Task instructions: Bring together all lines of the material below that contain the string "October".

Dataset listings of figures:
"""

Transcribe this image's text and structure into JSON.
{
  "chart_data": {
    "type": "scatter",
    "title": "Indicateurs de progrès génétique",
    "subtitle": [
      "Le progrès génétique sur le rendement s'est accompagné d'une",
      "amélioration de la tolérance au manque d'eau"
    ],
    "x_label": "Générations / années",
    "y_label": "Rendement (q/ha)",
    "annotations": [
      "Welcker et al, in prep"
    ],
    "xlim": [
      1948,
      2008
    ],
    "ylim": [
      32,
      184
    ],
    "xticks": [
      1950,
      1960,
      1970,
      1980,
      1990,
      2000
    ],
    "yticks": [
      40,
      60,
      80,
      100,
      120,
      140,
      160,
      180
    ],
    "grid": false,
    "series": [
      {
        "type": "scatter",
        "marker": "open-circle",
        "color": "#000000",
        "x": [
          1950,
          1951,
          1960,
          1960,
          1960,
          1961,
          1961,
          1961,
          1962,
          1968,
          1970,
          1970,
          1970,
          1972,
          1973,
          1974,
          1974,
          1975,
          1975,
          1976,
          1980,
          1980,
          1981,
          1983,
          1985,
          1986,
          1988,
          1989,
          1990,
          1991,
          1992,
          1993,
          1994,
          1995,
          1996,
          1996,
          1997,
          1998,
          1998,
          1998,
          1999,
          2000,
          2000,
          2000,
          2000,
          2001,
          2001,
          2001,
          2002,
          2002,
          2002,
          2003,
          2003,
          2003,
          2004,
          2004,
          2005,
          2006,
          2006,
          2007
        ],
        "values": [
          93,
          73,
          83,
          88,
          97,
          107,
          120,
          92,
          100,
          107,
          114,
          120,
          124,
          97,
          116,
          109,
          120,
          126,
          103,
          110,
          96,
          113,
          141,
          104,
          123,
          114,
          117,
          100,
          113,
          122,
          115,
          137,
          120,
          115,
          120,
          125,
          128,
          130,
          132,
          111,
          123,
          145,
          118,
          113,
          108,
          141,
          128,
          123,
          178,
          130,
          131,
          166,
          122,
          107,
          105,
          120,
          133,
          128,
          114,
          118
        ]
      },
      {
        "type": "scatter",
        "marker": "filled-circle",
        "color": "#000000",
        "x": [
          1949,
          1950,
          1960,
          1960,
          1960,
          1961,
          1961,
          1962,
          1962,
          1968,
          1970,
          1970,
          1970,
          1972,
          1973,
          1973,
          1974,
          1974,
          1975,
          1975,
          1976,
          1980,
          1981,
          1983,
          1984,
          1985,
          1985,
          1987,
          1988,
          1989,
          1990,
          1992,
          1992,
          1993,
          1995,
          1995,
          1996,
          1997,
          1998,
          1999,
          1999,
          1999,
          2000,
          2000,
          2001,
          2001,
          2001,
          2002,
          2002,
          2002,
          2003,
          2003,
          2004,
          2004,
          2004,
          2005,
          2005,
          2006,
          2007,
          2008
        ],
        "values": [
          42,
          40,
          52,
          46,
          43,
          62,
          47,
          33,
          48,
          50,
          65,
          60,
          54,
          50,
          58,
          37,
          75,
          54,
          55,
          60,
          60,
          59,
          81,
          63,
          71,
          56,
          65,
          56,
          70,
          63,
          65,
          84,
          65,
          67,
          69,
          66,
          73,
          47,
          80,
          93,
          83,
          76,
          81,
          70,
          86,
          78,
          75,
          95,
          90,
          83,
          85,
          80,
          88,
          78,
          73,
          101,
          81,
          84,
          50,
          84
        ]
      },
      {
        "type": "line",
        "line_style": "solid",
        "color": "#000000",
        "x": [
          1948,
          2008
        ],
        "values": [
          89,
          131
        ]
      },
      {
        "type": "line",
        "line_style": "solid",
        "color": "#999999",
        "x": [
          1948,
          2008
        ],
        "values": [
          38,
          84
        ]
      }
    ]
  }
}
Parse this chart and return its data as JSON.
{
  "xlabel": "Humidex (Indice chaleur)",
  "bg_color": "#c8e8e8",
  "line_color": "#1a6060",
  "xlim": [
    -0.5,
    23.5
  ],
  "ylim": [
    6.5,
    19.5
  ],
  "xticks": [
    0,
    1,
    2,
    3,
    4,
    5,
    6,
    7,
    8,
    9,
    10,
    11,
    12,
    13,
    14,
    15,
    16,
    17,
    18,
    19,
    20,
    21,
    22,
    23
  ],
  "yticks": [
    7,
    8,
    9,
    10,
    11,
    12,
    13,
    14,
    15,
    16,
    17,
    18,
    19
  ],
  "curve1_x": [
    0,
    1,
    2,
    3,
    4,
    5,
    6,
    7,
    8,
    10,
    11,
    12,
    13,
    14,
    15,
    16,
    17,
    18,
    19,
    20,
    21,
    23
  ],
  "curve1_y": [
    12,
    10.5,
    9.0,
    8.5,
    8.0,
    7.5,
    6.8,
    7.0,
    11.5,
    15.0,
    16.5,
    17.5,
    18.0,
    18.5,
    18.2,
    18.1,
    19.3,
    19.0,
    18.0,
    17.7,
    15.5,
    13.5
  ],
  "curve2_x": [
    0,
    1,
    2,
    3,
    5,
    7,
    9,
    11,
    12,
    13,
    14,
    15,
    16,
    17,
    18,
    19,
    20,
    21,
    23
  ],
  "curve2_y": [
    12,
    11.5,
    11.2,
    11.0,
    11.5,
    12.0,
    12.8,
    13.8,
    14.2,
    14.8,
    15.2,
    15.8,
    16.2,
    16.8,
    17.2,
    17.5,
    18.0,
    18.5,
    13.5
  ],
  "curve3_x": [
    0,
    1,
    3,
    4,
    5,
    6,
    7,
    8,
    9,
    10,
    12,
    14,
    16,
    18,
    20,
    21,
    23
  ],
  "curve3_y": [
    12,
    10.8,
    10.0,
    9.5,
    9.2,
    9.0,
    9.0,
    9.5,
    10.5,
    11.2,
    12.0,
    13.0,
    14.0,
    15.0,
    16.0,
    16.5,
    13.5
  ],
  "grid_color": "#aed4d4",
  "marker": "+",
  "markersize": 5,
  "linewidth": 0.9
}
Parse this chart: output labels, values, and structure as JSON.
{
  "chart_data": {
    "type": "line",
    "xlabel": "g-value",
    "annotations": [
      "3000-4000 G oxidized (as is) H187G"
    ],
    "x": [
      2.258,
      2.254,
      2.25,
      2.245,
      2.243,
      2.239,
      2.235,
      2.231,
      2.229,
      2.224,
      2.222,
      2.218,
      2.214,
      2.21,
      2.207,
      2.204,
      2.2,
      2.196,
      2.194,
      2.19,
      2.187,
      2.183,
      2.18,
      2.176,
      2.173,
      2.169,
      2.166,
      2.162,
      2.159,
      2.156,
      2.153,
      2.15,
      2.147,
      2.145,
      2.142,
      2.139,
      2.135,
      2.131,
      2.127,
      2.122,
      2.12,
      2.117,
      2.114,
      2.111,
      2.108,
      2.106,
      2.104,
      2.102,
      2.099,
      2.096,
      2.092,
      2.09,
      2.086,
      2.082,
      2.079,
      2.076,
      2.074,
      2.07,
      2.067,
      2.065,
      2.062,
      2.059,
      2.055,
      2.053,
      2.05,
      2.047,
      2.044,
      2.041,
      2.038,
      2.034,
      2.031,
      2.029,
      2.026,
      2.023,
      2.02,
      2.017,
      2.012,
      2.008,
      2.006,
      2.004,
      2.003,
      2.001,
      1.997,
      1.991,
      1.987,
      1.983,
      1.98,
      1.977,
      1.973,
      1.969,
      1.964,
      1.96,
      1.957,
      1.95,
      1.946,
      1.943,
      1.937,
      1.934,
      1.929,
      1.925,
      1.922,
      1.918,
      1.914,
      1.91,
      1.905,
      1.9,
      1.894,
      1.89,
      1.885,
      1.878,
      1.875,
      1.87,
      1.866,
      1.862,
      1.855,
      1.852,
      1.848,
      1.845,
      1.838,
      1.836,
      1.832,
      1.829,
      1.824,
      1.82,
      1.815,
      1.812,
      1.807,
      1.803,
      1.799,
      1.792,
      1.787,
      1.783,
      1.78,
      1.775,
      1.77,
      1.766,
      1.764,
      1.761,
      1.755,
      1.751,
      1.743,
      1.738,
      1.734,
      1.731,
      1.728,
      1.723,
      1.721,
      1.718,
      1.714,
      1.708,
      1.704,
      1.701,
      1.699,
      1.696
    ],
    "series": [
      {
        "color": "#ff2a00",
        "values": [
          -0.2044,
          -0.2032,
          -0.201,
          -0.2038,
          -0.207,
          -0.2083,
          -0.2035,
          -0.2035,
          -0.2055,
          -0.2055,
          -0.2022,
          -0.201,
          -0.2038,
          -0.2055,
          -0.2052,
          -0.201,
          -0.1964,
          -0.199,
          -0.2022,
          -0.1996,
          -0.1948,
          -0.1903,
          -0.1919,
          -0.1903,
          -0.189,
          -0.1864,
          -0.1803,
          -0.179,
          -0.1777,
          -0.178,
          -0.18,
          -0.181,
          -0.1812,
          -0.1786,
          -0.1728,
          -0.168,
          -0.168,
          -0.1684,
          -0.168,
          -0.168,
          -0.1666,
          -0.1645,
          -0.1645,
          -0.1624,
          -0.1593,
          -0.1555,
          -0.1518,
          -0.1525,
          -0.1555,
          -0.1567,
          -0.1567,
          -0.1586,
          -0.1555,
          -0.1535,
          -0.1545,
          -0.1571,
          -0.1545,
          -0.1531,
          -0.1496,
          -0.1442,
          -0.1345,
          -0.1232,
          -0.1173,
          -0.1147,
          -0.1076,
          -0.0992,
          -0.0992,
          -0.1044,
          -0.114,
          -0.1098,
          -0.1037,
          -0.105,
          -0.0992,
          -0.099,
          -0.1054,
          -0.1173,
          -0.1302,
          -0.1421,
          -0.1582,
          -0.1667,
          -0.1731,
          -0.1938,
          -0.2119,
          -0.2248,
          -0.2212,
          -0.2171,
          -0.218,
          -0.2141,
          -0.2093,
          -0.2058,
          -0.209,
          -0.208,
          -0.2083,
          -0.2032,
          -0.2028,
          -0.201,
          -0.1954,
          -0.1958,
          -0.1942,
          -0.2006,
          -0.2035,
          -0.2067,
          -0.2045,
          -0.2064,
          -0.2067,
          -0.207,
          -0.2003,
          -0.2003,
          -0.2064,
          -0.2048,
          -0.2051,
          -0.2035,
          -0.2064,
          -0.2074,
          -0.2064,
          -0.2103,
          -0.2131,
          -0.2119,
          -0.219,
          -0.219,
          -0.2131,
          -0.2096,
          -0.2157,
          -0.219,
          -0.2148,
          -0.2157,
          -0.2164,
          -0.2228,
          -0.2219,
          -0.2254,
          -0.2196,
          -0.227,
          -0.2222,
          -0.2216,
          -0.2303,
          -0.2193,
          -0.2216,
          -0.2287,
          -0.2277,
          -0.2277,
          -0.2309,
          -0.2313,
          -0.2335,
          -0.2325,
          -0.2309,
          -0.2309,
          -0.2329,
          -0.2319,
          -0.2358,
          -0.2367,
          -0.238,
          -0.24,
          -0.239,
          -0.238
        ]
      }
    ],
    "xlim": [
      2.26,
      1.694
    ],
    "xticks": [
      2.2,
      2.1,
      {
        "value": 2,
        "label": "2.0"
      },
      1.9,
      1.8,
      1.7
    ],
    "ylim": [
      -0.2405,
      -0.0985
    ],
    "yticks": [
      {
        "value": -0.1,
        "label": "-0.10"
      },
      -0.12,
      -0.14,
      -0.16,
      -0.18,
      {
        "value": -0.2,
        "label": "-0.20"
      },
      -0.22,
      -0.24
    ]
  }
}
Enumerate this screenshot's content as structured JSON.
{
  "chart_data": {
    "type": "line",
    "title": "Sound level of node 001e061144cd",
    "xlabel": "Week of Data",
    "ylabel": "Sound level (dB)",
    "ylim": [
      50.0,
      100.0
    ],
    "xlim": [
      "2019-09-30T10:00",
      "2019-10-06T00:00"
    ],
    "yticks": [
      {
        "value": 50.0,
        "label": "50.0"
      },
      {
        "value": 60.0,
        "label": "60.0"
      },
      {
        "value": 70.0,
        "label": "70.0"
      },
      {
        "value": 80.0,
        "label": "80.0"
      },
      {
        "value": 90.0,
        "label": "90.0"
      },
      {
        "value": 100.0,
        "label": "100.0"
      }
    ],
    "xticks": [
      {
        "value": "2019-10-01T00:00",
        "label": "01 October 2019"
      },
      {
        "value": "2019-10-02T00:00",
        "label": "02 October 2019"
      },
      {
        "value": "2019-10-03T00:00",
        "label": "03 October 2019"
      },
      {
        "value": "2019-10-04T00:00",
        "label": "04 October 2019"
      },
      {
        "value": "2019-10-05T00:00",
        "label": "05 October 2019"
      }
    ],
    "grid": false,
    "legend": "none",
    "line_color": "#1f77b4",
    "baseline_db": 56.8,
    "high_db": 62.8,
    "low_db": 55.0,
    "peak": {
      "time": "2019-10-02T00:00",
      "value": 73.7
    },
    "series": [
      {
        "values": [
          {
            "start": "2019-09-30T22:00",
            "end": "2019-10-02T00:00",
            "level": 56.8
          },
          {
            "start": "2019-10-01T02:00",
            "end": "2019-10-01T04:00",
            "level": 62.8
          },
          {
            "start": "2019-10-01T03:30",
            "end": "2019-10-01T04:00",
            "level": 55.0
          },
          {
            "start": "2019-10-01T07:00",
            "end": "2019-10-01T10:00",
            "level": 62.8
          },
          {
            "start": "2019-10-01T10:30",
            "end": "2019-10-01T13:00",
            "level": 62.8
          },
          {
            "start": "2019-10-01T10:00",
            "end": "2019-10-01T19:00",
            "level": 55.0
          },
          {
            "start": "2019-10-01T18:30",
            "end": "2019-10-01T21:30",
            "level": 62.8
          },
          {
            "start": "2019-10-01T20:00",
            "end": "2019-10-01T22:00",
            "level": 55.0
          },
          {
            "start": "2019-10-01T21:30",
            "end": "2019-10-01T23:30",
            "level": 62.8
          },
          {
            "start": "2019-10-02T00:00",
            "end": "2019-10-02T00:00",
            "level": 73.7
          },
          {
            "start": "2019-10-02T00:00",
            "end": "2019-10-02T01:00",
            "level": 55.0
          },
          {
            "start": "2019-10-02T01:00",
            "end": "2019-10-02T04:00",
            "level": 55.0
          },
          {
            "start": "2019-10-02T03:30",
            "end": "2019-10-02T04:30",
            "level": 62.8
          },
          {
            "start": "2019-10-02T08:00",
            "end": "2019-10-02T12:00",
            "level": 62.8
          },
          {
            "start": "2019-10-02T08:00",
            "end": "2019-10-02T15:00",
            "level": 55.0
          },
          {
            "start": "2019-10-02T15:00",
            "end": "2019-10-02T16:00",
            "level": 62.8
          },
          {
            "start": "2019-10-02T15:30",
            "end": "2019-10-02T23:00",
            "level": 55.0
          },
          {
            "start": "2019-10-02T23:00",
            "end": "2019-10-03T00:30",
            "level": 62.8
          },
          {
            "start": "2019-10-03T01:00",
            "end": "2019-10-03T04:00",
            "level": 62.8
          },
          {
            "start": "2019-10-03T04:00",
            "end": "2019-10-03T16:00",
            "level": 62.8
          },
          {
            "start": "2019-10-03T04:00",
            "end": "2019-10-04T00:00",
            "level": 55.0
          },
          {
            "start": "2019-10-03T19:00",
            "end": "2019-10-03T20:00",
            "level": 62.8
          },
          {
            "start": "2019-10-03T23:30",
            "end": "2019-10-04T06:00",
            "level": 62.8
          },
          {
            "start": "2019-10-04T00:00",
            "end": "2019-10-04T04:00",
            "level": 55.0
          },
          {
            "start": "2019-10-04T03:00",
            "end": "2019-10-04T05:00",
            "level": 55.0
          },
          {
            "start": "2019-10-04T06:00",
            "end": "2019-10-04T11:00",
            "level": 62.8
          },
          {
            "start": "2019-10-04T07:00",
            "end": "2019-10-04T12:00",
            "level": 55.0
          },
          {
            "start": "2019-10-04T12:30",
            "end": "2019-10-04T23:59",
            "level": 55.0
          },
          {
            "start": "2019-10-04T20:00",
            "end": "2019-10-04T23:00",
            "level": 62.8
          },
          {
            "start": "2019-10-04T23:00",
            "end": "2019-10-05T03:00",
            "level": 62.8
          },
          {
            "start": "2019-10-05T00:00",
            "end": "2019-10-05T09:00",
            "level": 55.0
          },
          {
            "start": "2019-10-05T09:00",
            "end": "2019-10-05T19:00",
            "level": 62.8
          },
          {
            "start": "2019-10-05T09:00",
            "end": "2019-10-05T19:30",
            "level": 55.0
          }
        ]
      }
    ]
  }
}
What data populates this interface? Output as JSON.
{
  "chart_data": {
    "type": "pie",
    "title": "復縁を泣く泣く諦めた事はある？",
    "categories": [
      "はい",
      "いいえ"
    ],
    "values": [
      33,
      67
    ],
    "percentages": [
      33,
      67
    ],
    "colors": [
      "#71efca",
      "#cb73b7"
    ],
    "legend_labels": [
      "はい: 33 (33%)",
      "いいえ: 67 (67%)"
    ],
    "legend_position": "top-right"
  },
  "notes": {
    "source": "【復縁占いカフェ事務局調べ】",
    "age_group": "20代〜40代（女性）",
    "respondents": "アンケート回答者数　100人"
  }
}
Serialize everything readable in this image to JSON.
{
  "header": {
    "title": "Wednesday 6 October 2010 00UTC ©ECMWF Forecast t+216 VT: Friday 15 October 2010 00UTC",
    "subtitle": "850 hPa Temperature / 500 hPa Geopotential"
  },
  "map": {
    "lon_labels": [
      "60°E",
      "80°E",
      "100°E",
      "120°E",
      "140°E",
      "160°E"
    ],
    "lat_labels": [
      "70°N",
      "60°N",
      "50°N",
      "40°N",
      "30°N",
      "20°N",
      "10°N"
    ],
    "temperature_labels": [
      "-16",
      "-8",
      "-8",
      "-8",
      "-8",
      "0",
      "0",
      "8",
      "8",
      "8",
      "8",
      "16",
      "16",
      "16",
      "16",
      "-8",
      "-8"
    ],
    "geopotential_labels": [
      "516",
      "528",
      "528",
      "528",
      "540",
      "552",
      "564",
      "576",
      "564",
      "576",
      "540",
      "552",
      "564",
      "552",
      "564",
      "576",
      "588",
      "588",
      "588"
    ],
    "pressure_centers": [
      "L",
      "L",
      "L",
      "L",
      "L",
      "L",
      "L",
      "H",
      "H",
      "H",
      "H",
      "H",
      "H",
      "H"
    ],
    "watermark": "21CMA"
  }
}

"""

Completed task:
        "label": "01 October 2019"
        "label": "02 October 2019"
        "label": "03 October 2019"
        "label": "04 October 2019"
        "label": "05 October 2019"
    "title": "Wednesday 6 October 2010 00UTC ©ECMWF Forecast t+216 VT: Friday 15 October 2010 00UTC",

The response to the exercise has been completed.